-- EXERCISE INSTRUCTIONS --
Copy whichever lines contain the string "this".

== RECORDS SUPPLIED ==

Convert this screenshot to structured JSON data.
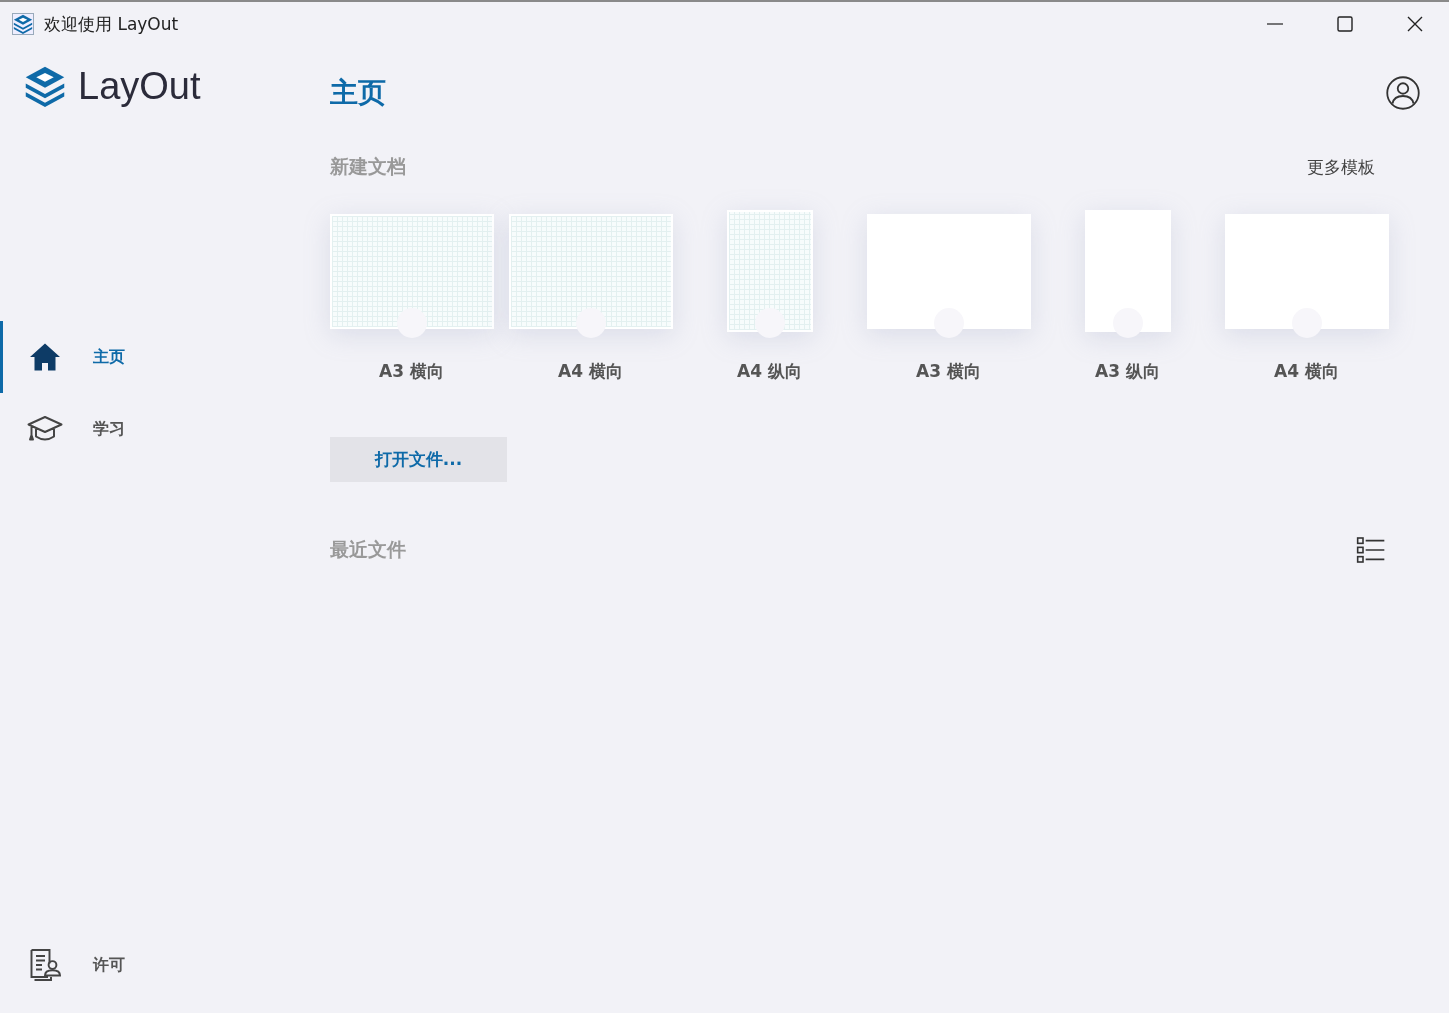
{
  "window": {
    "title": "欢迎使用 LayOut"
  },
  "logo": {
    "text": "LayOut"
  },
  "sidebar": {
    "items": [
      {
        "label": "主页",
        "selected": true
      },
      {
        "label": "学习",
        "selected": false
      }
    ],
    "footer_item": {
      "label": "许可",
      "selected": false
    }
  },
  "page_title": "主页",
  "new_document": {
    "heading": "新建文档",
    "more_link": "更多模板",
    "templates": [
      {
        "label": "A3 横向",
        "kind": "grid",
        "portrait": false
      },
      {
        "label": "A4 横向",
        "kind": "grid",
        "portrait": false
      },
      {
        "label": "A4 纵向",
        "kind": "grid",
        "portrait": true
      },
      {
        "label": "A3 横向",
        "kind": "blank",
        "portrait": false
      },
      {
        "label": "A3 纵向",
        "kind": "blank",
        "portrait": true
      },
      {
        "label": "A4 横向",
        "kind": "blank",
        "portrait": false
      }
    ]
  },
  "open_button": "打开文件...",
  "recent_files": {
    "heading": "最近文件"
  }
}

===
== RECORDS SUPPLIED ==

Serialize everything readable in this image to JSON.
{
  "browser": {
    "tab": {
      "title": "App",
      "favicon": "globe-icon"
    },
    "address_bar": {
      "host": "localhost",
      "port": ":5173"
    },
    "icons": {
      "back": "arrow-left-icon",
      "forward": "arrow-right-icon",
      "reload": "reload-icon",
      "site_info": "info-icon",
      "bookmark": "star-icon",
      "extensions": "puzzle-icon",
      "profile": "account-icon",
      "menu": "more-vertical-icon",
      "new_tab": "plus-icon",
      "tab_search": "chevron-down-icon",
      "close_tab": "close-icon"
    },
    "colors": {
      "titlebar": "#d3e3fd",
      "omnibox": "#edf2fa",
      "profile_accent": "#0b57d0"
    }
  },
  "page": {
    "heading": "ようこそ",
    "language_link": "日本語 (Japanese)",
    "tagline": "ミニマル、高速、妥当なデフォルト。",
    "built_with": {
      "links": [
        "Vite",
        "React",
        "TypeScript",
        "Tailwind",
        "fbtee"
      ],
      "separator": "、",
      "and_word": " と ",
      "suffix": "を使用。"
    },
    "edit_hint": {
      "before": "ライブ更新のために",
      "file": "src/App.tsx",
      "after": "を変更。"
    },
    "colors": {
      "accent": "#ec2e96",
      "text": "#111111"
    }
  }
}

===

-- CORRECT ANSWER --
Convert this screenshot to structured JSON data.
Serialize everything readable in this image to JSON.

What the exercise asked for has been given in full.